▶ [ОТРЫВОК ТЕКСТА]:
+ + + + +

Теперь для Криса «первичное задание» – выучить роль отца так, чтобы избежать повторения дисфункциональных привычек, которые преследовали его всю жизнь.
– Неожиданно вы перестаете быть главным героем. В фильм приглашены новые актеры. Вы переходите на второй план и внезапно понимаете, что были там все время, и это путь каждого человеческого существа, и это должен быть путь вашей жизни.
В свете новых приоритетов Крису стало ясно, что его ранняя социофобия и гиперчувствительность – «не что иное, как потворство меланхолии и эгоизму, и от этого вам действительно нужно держаться в стороне».
Когда Крис стал отцом, ему открылась простая истина: депрессия – это тренировка мучений, полностью сосредоточенных на себе. Любое твердое решение требует перенаправления внимания в другую сторону.
ОсвобождениеИстория Изабеллы
– Мои родственники не хотели меня отпускать, – сказала Изабелла, когда мы обсуждали ее детство. – В крайнем случае, я могла выйти замуж и переехать в соседний дом в семнадцать или восемнадцать лет и жить жизнью респектабельной итальянской девушки.
Но сама Изабелла хотела для себя не этого; даже в раннем возрасте она знала, что хочет жить, как она это называла, «жизнью разума». Теперь Изабелла живет в Нью-Йорке, где счастлива, и работает литературным редактором, но ее путь к этому был долгим и тернистым.
Изабелла рассказывает, что много лет она любила чтение и литературу, но не чувствовала себя слишком умной. Частично такое мнение было обусловлено родителями, людьми старой закалки, которые считали, что у ее интеллектуальных изысков нет будущего и этот путь не принесет удачи. Они не обращали внимания на школьные достижения дочери, в том числе на ее способность к французскому языку, который она начала изучать в шестом классе.
– Я быстро все схватывала и преуспевала, – с улыбкой говорит Изабелла.
Кроме французского, она любила английский и взахлеб читала. Ее страсть к гуманитарным наукам стала своего рода бунтом.
– Это был словно маленький грязный секрет – любовь к французскому языку в итальянской семье. А также изучение литературы.
Изабелла хотела поступать в Мидлберри, небольшой либеральный колледж, где обучали искусствам; там она могла бы заниматься литературой и иностранными языками. Но, когда она поделилась со своим отцом, он не разделил ее стремлений.
– Он сказал: «Что ты собираешься делать с языками? Преподавать? Кому это нужно?» Мне было неприятно, потому что я любила языки и литературу, но мои родители не понимали ценности этих предметов и не поддерживали меня.

+ + + + +

▶ [ИСХОДНЫЕ ДАННЫЕ]:
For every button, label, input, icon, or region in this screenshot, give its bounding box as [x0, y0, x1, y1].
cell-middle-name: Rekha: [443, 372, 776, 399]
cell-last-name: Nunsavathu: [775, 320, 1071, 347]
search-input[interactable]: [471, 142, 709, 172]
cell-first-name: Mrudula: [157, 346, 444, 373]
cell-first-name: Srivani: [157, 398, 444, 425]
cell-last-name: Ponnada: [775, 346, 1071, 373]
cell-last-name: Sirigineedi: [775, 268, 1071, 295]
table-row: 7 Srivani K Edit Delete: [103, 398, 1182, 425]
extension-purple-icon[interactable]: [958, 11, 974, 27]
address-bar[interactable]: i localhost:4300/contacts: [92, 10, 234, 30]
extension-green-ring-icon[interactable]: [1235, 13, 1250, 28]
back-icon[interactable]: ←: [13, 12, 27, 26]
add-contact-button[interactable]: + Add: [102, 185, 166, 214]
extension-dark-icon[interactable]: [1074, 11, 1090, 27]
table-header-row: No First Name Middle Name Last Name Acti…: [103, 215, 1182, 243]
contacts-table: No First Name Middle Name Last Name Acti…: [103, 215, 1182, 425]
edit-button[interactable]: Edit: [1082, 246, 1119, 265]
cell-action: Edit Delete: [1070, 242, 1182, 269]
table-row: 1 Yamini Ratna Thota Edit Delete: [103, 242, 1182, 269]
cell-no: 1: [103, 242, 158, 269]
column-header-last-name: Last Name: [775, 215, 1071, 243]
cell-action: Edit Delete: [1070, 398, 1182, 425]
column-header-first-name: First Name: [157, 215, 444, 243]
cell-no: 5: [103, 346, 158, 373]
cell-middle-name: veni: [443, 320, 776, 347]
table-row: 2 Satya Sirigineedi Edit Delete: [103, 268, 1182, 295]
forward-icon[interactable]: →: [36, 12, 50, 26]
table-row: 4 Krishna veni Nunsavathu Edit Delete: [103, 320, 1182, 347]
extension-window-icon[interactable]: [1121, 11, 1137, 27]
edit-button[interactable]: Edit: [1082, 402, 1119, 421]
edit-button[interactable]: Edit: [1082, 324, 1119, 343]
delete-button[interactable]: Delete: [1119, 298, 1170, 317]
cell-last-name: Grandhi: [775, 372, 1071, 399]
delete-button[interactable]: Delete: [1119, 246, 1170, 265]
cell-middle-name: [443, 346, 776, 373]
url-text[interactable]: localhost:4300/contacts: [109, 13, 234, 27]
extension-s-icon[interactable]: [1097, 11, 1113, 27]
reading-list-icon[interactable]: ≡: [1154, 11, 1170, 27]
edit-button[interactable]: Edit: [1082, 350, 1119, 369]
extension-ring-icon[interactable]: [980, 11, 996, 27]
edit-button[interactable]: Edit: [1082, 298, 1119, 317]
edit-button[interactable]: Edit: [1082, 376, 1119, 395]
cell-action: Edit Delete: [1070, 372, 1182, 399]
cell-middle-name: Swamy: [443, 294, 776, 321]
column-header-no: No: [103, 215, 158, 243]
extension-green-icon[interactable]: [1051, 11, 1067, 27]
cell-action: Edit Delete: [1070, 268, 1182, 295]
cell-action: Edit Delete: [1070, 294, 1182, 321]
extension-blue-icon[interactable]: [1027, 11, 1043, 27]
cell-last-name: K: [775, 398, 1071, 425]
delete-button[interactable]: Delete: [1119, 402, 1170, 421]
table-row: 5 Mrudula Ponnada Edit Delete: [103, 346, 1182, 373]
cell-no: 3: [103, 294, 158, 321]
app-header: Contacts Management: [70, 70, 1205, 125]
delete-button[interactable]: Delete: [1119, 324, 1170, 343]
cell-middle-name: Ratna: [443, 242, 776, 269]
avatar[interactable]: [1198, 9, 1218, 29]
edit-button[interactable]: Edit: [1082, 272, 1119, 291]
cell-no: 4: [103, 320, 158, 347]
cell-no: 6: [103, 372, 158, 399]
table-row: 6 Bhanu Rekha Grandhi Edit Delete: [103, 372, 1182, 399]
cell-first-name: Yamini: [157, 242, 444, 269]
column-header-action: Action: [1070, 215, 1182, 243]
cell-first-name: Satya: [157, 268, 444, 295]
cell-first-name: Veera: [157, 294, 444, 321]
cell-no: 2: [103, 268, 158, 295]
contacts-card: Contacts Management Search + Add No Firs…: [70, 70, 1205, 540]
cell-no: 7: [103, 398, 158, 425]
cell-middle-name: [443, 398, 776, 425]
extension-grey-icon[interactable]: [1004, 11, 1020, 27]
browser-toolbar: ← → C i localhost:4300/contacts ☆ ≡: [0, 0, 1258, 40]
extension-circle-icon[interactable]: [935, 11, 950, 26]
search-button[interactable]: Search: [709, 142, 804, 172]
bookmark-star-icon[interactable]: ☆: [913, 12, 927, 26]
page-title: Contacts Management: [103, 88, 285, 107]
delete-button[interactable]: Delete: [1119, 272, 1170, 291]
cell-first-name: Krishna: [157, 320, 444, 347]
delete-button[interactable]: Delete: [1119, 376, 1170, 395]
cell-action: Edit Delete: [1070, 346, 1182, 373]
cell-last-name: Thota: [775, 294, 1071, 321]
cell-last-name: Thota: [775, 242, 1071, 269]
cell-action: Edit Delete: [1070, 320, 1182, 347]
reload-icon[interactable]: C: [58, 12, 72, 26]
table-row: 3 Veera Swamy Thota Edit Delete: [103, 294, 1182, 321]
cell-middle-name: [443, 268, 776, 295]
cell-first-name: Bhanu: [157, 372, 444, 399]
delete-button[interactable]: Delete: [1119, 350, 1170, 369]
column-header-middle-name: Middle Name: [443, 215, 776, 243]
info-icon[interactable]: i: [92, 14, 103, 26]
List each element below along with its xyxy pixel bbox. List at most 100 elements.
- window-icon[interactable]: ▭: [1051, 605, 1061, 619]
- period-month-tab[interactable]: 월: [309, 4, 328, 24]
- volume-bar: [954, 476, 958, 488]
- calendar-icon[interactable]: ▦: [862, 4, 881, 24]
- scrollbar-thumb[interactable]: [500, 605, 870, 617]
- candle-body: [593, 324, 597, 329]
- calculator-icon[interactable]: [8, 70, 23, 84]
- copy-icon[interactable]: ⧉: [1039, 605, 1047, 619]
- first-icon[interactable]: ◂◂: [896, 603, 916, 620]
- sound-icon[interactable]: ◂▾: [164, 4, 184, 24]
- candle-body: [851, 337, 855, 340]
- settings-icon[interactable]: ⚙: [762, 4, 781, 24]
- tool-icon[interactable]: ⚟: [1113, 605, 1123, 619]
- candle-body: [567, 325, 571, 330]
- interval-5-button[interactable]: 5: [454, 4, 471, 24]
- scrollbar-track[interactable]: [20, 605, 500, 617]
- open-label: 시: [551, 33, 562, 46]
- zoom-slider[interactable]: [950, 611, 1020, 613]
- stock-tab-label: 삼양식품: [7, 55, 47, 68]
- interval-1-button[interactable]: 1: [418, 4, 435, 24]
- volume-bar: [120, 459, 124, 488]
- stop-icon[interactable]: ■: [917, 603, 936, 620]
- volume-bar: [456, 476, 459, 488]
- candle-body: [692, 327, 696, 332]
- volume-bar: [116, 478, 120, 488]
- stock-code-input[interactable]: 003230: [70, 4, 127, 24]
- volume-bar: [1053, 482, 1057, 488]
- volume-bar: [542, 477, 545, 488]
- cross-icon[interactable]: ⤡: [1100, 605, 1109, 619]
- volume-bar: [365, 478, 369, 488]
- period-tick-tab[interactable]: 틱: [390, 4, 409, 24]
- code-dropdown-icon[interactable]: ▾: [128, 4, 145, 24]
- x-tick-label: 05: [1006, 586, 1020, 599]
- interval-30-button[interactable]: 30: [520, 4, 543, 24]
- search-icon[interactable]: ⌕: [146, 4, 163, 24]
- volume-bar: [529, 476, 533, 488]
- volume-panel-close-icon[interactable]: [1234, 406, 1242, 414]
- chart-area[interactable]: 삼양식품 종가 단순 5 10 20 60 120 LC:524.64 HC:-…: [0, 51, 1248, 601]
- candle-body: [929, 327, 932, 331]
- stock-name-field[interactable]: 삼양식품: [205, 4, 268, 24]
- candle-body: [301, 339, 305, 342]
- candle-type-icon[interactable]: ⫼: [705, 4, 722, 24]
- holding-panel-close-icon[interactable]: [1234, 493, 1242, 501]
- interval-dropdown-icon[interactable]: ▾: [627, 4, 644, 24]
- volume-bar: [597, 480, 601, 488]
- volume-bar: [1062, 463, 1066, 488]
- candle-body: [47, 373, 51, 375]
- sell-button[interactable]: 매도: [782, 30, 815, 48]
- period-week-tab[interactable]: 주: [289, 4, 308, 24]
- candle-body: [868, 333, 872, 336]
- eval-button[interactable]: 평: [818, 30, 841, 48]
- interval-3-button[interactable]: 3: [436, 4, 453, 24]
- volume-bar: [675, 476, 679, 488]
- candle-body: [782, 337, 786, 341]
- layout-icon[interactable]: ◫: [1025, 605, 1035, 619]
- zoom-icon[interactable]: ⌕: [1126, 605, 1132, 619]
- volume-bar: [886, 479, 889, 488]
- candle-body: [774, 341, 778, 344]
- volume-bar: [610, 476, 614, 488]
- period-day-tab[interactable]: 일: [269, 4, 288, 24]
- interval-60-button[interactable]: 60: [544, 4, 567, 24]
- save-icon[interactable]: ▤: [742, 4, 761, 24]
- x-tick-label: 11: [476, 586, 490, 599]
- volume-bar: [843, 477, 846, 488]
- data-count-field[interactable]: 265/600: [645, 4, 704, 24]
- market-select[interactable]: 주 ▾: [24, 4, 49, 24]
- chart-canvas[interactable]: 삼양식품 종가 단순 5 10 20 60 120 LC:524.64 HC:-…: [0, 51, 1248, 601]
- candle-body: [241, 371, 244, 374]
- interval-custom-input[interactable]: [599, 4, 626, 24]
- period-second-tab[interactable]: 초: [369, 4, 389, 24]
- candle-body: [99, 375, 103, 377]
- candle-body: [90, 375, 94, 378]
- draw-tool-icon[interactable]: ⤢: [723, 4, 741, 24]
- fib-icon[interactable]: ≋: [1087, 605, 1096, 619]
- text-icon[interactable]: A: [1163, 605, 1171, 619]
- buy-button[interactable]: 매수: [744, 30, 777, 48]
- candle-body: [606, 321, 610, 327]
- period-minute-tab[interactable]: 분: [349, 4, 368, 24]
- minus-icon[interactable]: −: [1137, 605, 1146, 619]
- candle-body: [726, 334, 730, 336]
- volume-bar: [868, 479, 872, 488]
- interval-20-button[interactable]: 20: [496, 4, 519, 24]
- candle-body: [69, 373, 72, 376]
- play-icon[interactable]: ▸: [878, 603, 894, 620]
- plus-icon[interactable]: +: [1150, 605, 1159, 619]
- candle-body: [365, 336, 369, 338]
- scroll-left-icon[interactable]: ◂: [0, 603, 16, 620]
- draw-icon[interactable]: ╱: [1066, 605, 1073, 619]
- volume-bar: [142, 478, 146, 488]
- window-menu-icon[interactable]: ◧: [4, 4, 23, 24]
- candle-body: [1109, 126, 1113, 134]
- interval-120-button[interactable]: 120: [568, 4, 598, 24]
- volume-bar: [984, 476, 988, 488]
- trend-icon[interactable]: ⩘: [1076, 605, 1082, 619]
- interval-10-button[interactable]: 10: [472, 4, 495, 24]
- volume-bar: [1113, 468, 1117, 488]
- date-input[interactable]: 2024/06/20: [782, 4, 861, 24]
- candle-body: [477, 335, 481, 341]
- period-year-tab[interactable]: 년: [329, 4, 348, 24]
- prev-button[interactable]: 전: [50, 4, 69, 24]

+ + + + +

▶ [ЗАДАНИЯ]:
A. Перескажите отрывок в двух предложениях.
B. Какой язык Изабелла начала изучать в шестом классе, согласно отрывку?
C. Подхватите отрывок об истории Изабеллы и продолжите его после последней фразы.

▶ [ОЖИДАЕМЫЕ ОТВЕТЫ]:
A. Став отцом, Крис понял, что его главная задача — выучить роль отца, не повторяя дисфункциональных привычек, а депрессия — это тренировка мучений, полностью сосредоточенных на себе. Изабелла с ранних лет хотела жить «жизнью разума» и любила языки и литературу, но родители этого не поддерживали, и её путь к работе литературным редактором в Нью-Йорке был долгим и тернистым.

B. Французский.

C.
Мечта о Мидлберри развалилась, Изабелла отправилась в один из университетов южных штатов.
– Это было так далеко, как только возможно, от моей семьи, но и не дальше Калифорнии, куда бы меня все равно не отпустили, – вспоминает Изабелла.
Во время учебы в колледже, хотя она и занималась тем, чем хотела, ее чувство интеллектуальной неполноценности расцвело пышным цветом. Сидя на лекции и слушая профессора, воспевающего лирику Платона, она с болезненной ясностью поняла, чего всегда боялась.
– Тогда это случилось в первый раз… Я думала: «Я не умная. Я просто не умная. Что мне теперь делать?»
В унынии от внезапного прозрения, ощущая себя в изоляции на Юго-Западе, Изабелла решила перевестись в один из колледжей Среднего Запада, хотя ей все еще хотелось в Миддлбери.
Теперь она выбрала курсы, которые одобрил ее отец: сначала медицину, а потом бизнес. Получив посредственный балл по органической химии, она решила, что недостаточно сообразительна для естественных наук, и направила силы на экономику и бизнес. Эти дисциплины она быстро освоила, но удовольствия не получила. Французский язык сохранял для нее свою неотразимую привлекательность.
– Ничего не сказав отцу, я решила получить диплом по французской литературе. На этом курсе я почувствовала себя, как дома; я опять была счастлива.
Во французском она преуспевала, но другие курсы были для нее почти не интересны, и в конце концов она не набрала достаточно баллов для получения квалификации. В отчаянии, она просила администрацию позволить ей проучиться еще один семестр, удвоив нагрузку, и, в случае успеха, два последних триместра, чтобы получить диплом.